# Study text
============
It is hard to flourish in acupuncture school without a mentor, and it is essential to take advantage of your resources. A mistake a lot of acupuncture school students make is that they don’t utilize the resources at their disposal on campus like program directors, mentors, advisors, and more. Seek out multiple mentors who will serve as a guide through school and the TCM profession as a whole.
–>Mentors allow acupuncture school to be more accessible. They can give you an inside perspective of the acupuncture field, help you balance work and education, and offer advice on many specific scenarios that you may find yourself in while in grad school or during your career as an acupuncturist.
–>Mentors can help you find the best path to achieve your goals. Your mentors and/or advisors are more aware than anyone how acupuncture school operates. A mentor will help you stick to your career plan, make recommendations for appropriate classes to take to achieve your career goals, and direct you to other faculty that have specialized experience in the various areas of TCM.
============
# Provided material

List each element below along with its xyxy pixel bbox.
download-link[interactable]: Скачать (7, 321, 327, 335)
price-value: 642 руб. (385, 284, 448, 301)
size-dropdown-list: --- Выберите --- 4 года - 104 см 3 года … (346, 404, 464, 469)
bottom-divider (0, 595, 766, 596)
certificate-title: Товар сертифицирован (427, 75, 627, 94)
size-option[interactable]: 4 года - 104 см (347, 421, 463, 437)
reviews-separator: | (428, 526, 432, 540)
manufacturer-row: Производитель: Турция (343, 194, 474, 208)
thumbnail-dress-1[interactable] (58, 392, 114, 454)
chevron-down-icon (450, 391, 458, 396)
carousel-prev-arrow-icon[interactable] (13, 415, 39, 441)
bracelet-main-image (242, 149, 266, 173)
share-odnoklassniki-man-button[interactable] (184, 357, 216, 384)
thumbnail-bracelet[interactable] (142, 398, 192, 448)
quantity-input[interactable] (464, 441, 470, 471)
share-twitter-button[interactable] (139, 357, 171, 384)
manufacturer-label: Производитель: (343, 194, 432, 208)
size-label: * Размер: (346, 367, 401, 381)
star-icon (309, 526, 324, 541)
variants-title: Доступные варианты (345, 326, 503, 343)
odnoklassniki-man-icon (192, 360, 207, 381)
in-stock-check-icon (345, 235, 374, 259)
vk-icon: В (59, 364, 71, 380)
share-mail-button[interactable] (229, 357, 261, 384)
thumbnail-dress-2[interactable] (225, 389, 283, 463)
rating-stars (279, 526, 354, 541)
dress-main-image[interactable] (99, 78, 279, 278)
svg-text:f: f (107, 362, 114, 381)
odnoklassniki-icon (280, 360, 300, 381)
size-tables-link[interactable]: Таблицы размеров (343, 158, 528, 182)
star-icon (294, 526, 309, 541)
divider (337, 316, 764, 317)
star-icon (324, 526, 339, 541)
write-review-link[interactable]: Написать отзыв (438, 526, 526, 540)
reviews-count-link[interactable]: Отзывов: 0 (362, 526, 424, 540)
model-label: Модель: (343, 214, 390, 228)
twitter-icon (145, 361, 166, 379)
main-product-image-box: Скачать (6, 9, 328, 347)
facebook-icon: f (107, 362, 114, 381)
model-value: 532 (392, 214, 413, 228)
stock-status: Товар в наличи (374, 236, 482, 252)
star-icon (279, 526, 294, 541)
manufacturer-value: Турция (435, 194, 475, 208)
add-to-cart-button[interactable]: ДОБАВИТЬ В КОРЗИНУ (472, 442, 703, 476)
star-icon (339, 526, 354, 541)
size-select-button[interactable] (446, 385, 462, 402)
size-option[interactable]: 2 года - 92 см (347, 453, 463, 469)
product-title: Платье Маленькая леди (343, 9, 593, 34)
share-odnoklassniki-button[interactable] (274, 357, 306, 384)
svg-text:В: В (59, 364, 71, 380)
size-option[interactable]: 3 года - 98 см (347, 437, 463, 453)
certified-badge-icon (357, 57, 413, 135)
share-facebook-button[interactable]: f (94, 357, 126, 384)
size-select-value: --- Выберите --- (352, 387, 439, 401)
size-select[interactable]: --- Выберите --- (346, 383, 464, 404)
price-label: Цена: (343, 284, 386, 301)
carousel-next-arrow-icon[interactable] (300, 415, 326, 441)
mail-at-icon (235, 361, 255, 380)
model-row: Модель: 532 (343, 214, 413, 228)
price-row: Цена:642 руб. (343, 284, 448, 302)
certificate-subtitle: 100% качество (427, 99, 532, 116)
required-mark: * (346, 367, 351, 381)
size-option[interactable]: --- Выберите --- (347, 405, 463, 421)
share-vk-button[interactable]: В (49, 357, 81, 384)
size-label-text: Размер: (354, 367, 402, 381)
============
# Complete the following
(a) Rewrite the stretch of the acupuncture school text from "It is hard to" through "as an acupuncturist.", changing "program directors" to "department chairs".
(b) According to the acupuncture school text, mentors can give you an inside perspective of what?

# Numbered responses
(a)
It is hard to flourish in acupuncture school without a mentor, and it is essential to take advantage of your resources. A mistake a lot of acupuncture school students make is that they don’t utilize the resources at their disposal on campus like department chairs, mentors, advisors, and more. Seek out multiple mentors who will serve as a guide through school and the TCM profession as a whole.
–>Mentors allow acupuncture school to be more accessible. They can give you an inside perspective of the acupuncture field, help you balance work and education, and offer advice on many specific scenarios that you may find yourself in while in grad school or during your career as an acupuncturist.

(b) The acupuncture field.